(Data records)

[Start]

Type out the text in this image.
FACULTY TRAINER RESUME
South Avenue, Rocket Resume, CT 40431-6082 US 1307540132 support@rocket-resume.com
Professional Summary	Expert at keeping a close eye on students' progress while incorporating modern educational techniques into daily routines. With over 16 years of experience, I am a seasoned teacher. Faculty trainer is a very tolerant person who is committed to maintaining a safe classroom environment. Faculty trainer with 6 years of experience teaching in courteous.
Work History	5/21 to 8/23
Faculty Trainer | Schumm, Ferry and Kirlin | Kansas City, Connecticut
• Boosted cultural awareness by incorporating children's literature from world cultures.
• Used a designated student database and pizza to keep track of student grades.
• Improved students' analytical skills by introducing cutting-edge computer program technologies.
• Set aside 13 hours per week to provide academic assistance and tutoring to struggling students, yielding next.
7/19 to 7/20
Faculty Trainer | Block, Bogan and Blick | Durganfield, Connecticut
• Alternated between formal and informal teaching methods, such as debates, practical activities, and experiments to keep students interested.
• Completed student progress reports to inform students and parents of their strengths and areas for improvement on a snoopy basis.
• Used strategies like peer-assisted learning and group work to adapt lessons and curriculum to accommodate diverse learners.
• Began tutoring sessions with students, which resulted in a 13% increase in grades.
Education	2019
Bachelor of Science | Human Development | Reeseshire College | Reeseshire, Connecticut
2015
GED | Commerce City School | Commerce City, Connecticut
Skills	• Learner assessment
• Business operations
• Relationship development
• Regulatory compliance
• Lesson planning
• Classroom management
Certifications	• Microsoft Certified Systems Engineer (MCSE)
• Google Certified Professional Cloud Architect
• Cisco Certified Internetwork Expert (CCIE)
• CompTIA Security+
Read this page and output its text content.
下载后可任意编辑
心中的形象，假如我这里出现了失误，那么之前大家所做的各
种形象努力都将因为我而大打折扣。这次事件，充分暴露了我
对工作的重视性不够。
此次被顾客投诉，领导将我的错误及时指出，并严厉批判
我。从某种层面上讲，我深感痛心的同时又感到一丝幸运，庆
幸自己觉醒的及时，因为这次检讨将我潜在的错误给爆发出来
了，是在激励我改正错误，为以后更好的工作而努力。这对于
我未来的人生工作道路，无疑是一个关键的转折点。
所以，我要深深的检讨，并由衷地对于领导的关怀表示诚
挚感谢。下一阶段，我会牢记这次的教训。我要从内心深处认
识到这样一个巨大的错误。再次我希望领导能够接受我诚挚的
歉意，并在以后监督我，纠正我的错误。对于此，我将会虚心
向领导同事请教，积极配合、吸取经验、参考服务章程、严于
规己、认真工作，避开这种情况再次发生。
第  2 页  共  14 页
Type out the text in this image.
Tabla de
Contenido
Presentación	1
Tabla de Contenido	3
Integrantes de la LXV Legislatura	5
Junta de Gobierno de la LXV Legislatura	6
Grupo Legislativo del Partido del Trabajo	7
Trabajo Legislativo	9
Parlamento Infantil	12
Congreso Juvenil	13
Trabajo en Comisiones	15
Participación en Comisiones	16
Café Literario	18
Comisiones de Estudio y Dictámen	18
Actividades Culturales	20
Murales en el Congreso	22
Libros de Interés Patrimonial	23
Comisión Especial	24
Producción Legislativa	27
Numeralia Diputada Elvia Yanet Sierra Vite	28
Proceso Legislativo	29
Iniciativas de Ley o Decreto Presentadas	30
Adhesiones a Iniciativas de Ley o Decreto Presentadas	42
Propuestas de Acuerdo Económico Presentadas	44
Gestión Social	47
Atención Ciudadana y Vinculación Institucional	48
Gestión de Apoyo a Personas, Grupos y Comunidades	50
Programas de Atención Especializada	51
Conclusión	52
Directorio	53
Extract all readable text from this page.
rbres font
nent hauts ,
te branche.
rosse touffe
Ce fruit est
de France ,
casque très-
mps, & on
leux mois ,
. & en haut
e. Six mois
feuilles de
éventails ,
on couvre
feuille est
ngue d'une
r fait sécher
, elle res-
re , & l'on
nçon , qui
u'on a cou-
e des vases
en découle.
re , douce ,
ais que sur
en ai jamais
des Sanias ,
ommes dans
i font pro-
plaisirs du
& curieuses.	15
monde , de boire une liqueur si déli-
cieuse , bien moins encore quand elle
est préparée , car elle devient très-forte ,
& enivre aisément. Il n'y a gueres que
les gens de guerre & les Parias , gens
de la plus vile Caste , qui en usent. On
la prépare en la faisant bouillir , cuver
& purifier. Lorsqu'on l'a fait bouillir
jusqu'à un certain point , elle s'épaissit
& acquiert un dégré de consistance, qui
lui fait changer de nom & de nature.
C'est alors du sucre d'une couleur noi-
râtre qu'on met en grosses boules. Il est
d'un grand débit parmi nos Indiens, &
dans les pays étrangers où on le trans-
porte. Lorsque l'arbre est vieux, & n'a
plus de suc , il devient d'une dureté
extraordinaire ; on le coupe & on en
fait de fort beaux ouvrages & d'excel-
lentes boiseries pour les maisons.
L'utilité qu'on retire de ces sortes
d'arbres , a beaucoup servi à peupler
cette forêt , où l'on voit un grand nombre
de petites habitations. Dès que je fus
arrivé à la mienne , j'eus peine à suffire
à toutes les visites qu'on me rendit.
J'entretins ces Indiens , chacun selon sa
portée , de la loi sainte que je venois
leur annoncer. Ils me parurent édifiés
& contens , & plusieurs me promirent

[End]

PROMPT: Repeat the data verbatim.

ANSWER FOR THIS EXERCISE:
Type out the text in this image.
FACULTY TRAINER RESUME
South Avenue, Rocket Resume, CT 40431-6082 US 1307540132 support@rocket-resume.com
Professional Summary	Expert at keeping a close eye on students' progress while incorporating modern educational techniques into daily routines. With over 16 years of experience, I am a seasoned teacher. Faculty trainer is a very tolerant person who is committed to maintaining a safe classroom environment. Faculty trainer with 6 years of experience teaching in courteous.
Work History	5/21 to 8/23
Faculty Trainer | Schumm, Ferry and Kirlin | Kansas City, Connecticut
• Boosted cultural awareness by incorporating children's literature from world cultures.
• Used a designated student database and pizza to keep track of student grades.
• Improved students' analytical skills by introducing cutting-edge computer program technologies.
• Set aside 13 hours per week to provide academic assistance and tutoring to struggling students, yielding next.
7/19 to 7/20
Faculty Trainer | Block, Bogan and Blick | Durganfield, Connecticut
• Alternated between formal and informal teaching methods, such as debates, practical activities, and experiments to keep students interested.
• Completed student progress reports to inform students and parents of their strengths and areas for improvement on a snoopy basis.
• Used strategies like peer-assisted learning and group work to adapt lessons and curriculum to accommodate diverse learners.
• Began tutoring sessions with students, which resulted in a 13% increase in grades.
Education	2019
Bachelor of Science | Human Development | Reeseshire College | Reeseshire, Connecticut
2015
GED | Commerce City School | Commerce City, Connecticut
Skills	• Learner assessment
• Business operations
• Relationship development
• Regulatory compliance
• Lesson planning
• Classroom management
Certifications	• Microsoft Certified Systems Engineer (MCSE)
• Google Certified Professional Cloud Architect
• Cisco Certified Internetwork Expert (CCIE)
• CompTIA Security+
Read this page and output its text content.
下载后可任意编辑
心中的形象，假如我这里出现了失误，那么之前大家所做的各
种形象努力都将因为我而大打折扣。这次事件，充分暴露了我
对工作的重视性不够。
此次被顾客投诉，领导将我的错误及时指出，并严厉批判
我。从某种层面上讲，我深感痛心的同时又感到一丝幸运，庆
幸自己觉醒的及时，因为这次检讨将我潜在的错误给爆发出来
了，是在激励我改正错误，为以后更好的工作而努力。这对于
我未来的人生工作道路，无疑是一个关键的转折点。
所以，我要深深的检讨，并由衷地对于领导的关怀表示诚
挚感谢。下一阶段，我会牢记这次的教训。我要从内心深处认
识到这样一个巨大的错误。再次我希望领导能够接受我诚挚的
歉意，并在以后监督我，纠正我的错误。对于此，我将会虚心
向领导同事请教，积极配合、吸取经验、参考服务章程、严于
规己、认真工作，避开这种情况再次发生。
第  2 页  共  14 页
Type out the text in this image.
Tabla de
Contenido
Presentación	1
Tabla de Contenido	3
Integrantes de la LXV Legislatura	5
Junta de Gobierno de la LXV Legislatura	6
Grupo Legislativo del Partido del Trabajo	7
Trabajo Legislativo	9
Parlamento Infantil	12
Congreso Juvenil	13
Trabajo en Comisiones	15
Participación en Comisiones	16
Café Literario	18
Comisiones de Estudio y Dictámen	18
Actividades Culturales	20
Murales en el Congreso	22
Libros de Interés Patrimonial	23
Comisión Especial	24
Producción Legislativa	27
Numeralia Diputada Elvia Yanet Sierra Vite	28
Proceso Legislativo	29
Iniciativas de Ley o Decreto Presentadas	30
Adhesiones a Iniciativas de Ley o Decreto Presentadas	42
Propuestas de Acuerdo Económico Presentadas	44
Gestión Social	47
Atención Ciudadana y Vinculación Institucional	48
Gestión de Apoyo a Personas, Grupos y Comunidades	50
Programas de Atención Especializada	51
Conclusión	52
Directorio	53
Extract all readable text from this page.
rbres font
nent hauts ,
te branche.
rosse touffe
Ce fruit est
de France ,
casque très-
mps, & on
leux mois ,
. & en haut
e. Six mois
feuilles de
éventails ,
on couvre
feuille est
ngue d'une
r fait sécher
, elle res-
re , & l'on
nçon , qui
u'on a cou-
e des vases
en découle.
re , douce ,
ais que sur
en ai jamais
des Sanias ,
ommes dans
i font pro-
plaisirs du
& curieuses.	15
monde , de boire une liqueur si déli-
cieuse , bien moins encore quand elle
est préparée , car elle devient très-forte ,
& enivre aisément. Il n'y a gueres que
les gens de guerre & les Parias , gens
de la plus vile Caste , qui en usent. On
la prépare en la faisant bouillir , cuver
& purifier. Lorsqu'on l'a fait bouillir
jusqu'à un certain point , elle s'épaissit
& acquiert un dégré de consistance, qui
lui fait changer de nom & de nature.
C'est alors du sucre d'une couleur noi-
râtre qu'on met en grosses boules. Il est
d'un grand débit parmi nos Indiens, &
dans les pays étrangers où on le trans-
porte. Lorsque l'arbre est vieux, & n'a
plus de suc , il devient d'une dureté
extraordinaire ; on le coupe & on en
fait de fort beaux ouvrages & d'excel-
lentes boiseries pour les maisons.
L'utilité qu'on retire de ces sortes
d'arbres , a beaucoup servi à peupler
cette forêt , où l'on voit un grand nombre
de petites habitations. Dès que je fus
arrivé à la mienne , j'eus peine à suffire
à toutes les visites qu'on me rendit.
J'entretins ces Indiens , chacun selon sa
portée , de la loi sainte que je venois
leur annoncer. Ils me parurent édifiés
& contens , & plusieurs me promirent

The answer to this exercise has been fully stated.